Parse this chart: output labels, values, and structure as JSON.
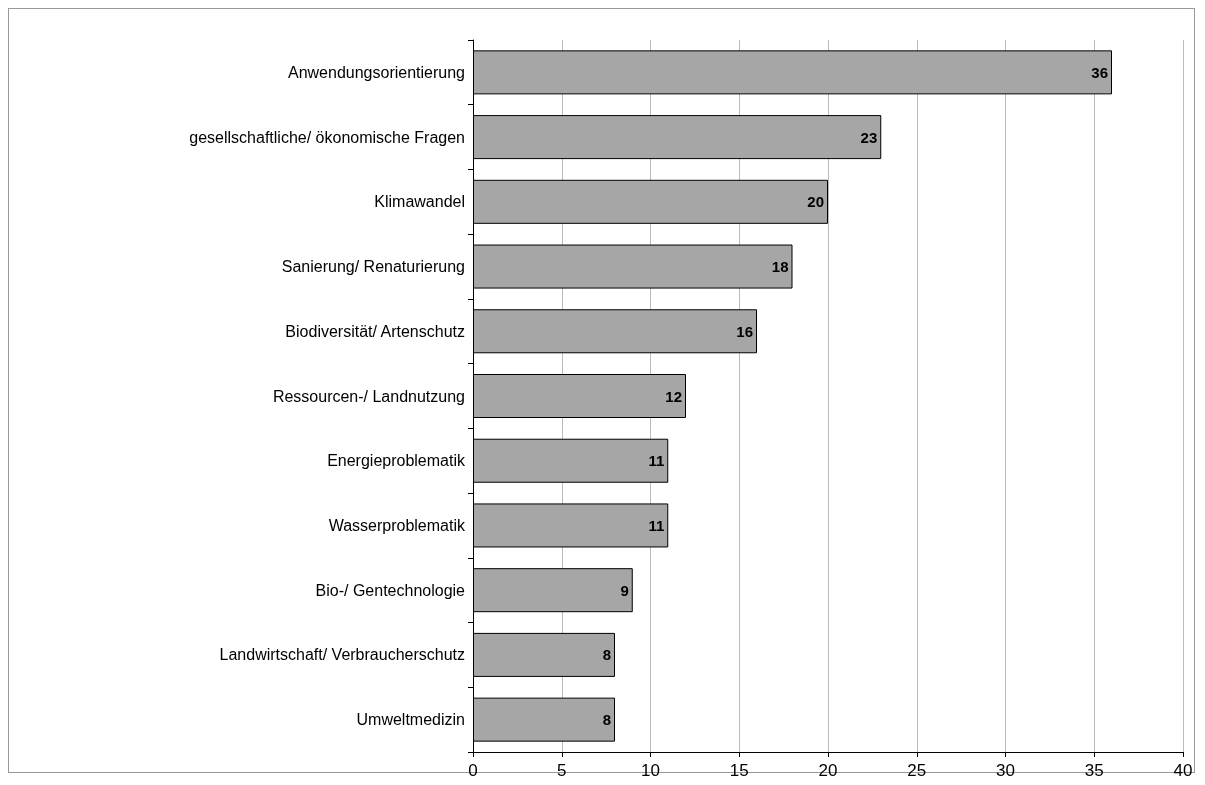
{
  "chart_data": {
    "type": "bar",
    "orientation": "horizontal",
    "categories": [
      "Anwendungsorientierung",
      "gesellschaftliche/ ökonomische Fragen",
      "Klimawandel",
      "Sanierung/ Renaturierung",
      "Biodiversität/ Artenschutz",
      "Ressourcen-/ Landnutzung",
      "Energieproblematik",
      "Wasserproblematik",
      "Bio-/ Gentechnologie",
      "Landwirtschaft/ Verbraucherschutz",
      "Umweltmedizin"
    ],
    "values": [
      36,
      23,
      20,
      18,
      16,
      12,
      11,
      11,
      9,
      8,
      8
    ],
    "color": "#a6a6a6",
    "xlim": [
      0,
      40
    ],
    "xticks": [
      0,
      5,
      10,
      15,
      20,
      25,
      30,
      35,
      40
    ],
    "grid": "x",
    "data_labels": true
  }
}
● ● ●
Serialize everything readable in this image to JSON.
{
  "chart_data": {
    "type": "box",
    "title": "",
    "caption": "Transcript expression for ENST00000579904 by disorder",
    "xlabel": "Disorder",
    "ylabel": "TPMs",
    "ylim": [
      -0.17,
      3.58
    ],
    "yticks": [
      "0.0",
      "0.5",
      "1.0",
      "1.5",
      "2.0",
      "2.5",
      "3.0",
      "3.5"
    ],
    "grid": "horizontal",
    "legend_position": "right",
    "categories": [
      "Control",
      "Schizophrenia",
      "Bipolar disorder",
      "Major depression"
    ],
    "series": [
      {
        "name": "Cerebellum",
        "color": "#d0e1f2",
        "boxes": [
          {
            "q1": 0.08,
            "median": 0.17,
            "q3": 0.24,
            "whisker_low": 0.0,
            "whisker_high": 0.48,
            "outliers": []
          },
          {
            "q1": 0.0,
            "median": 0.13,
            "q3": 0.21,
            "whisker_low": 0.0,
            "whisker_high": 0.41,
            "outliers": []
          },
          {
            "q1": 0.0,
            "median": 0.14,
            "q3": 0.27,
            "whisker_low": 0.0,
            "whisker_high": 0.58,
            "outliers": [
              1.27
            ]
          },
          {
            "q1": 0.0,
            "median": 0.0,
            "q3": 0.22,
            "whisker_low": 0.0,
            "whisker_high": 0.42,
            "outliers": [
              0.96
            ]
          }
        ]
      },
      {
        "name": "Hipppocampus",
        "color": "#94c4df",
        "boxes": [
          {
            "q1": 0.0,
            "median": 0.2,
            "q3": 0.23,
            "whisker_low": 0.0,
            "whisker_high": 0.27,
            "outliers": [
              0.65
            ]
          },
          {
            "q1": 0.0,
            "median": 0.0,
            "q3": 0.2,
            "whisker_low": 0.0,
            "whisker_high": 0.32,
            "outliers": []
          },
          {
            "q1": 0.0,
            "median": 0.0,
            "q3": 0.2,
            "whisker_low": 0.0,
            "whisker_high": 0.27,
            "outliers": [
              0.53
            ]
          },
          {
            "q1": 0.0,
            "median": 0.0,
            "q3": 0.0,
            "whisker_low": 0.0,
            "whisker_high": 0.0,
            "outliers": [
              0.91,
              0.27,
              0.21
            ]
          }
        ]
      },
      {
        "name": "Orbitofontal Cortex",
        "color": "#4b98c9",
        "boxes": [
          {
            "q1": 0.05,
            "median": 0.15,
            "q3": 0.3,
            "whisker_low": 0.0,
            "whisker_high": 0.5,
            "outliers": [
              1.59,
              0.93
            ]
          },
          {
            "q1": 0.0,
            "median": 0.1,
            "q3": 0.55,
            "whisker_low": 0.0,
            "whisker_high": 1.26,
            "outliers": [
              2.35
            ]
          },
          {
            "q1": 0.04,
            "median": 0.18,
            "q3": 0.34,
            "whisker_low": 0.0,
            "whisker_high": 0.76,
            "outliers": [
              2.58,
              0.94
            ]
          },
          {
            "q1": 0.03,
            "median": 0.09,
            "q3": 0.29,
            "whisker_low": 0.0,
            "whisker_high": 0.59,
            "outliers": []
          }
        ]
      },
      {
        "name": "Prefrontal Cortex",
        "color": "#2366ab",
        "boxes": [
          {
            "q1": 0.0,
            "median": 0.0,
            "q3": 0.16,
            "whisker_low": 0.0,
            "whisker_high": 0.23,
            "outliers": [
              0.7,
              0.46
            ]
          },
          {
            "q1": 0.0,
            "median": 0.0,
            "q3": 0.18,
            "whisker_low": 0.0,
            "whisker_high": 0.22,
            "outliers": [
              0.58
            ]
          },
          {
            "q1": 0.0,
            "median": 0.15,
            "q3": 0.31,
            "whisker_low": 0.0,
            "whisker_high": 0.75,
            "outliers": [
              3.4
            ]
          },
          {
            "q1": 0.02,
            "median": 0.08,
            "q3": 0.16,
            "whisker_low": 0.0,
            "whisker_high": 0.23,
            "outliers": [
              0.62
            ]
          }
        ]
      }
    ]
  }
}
● ● ●
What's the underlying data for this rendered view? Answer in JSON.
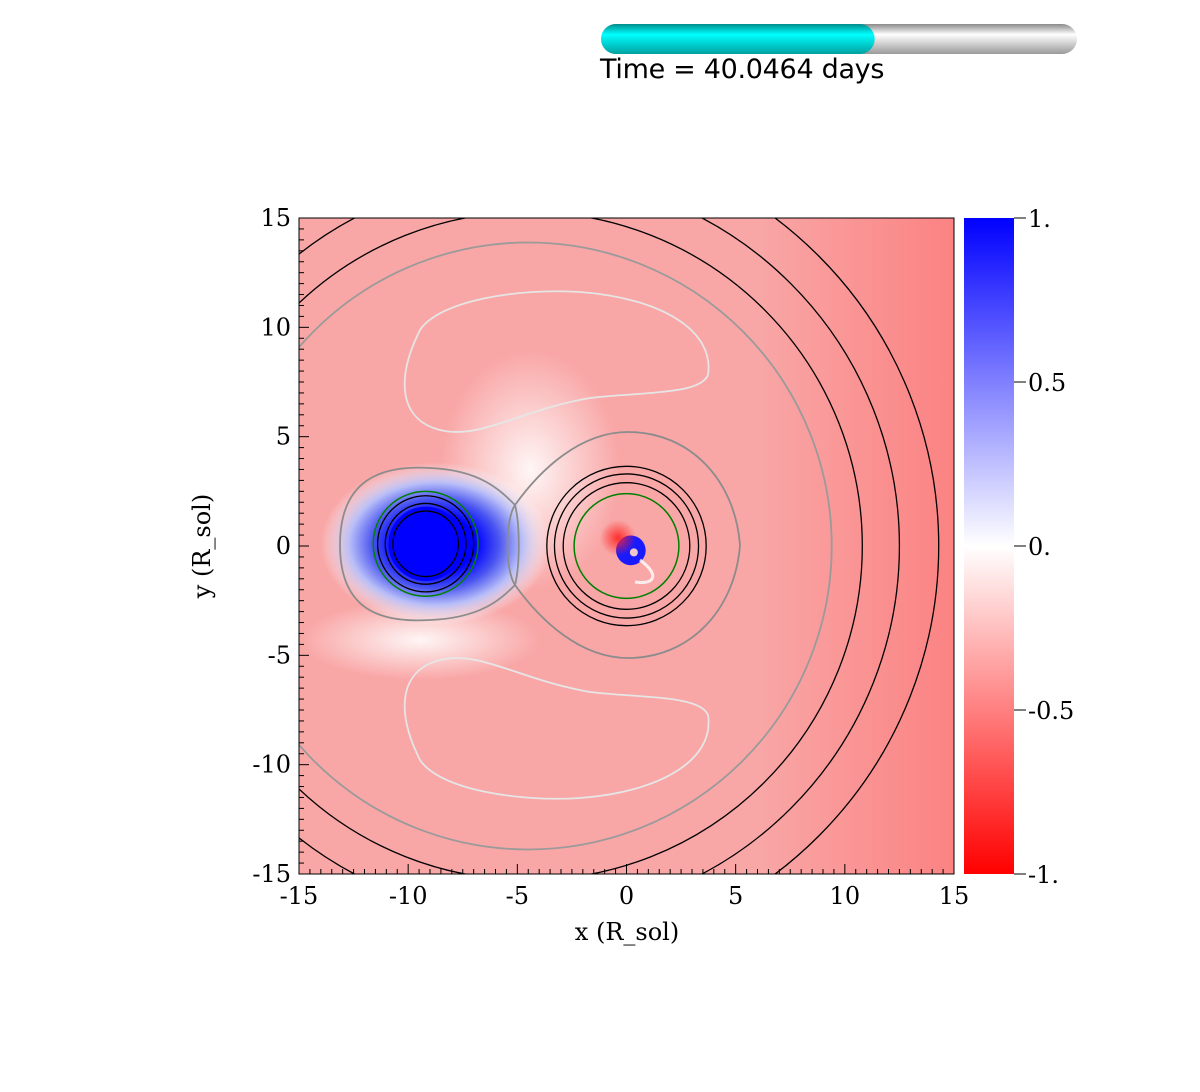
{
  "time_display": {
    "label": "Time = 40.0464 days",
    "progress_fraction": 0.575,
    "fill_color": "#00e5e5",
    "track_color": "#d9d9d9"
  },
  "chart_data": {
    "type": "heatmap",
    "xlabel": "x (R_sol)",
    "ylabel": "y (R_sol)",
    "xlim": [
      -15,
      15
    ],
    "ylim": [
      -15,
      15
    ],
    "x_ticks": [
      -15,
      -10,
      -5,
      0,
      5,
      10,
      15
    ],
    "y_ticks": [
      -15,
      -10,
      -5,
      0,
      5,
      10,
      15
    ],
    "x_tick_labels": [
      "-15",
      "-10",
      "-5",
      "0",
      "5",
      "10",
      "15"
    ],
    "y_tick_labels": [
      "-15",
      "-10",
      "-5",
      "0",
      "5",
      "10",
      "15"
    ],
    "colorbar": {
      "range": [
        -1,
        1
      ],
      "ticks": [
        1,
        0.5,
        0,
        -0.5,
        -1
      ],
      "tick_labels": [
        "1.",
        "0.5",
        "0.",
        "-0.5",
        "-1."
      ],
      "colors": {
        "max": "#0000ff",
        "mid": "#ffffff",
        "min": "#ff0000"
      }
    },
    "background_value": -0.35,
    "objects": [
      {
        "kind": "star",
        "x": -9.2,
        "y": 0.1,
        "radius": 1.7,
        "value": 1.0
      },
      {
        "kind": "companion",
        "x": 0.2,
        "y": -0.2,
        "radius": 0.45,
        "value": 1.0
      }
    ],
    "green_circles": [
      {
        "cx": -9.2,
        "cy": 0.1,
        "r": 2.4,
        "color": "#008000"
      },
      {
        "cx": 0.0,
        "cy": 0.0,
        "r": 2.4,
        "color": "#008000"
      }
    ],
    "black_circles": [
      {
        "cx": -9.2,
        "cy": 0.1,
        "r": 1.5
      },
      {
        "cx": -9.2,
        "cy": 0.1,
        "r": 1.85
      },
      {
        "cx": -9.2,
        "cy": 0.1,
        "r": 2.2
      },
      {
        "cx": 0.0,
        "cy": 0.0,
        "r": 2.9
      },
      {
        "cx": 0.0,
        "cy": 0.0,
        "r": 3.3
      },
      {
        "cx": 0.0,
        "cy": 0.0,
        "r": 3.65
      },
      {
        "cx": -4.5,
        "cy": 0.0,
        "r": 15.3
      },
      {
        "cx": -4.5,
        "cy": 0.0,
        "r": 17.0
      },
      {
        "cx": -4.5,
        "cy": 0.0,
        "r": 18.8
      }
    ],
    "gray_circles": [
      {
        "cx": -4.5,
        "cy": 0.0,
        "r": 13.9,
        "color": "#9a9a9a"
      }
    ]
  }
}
● ● ●
▶ Stated exercise
In the listing above, locate each line with "values" and copy it.

▶ Written reply
Parse this chart: output labels, values, and structure as JSON.
    "values": [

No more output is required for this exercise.